__Short task__.
Work through the material below and count the lines holding the word "well"; give that count and nothing more.

begin Working data

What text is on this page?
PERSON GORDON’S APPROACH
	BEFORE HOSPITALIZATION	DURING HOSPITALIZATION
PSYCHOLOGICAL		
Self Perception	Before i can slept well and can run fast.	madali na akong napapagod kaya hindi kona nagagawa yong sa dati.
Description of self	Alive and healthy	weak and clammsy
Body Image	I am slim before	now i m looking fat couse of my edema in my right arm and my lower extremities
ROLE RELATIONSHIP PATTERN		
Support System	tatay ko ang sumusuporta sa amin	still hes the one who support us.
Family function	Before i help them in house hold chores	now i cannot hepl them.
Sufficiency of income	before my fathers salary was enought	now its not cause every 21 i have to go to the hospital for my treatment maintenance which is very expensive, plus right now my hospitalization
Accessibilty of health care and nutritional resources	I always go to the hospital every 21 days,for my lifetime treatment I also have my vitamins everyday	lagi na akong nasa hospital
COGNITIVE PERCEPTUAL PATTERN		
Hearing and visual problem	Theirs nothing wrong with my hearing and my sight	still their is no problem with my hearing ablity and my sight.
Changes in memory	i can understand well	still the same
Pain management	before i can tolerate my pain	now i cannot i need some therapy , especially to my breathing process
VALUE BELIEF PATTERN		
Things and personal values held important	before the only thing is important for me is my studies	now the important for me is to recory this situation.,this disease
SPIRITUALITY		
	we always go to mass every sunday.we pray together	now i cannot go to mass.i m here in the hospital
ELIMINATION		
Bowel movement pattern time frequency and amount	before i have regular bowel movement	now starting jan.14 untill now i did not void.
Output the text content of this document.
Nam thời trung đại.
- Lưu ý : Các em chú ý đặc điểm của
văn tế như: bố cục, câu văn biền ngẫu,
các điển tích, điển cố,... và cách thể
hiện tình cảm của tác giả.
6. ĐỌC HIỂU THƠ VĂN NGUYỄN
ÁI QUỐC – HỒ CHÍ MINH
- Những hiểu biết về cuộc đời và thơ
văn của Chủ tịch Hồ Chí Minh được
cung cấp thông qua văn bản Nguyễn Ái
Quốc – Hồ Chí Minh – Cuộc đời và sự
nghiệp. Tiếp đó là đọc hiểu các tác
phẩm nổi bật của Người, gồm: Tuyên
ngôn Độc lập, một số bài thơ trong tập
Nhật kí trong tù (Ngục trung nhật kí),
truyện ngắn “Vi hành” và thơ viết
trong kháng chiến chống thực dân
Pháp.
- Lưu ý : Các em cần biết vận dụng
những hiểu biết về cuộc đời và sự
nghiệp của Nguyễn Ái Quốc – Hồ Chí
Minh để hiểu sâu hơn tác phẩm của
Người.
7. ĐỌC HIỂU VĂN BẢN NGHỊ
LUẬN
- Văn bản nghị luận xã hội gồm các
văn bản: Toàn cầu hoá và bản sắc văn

end Working data

__Task response__.
2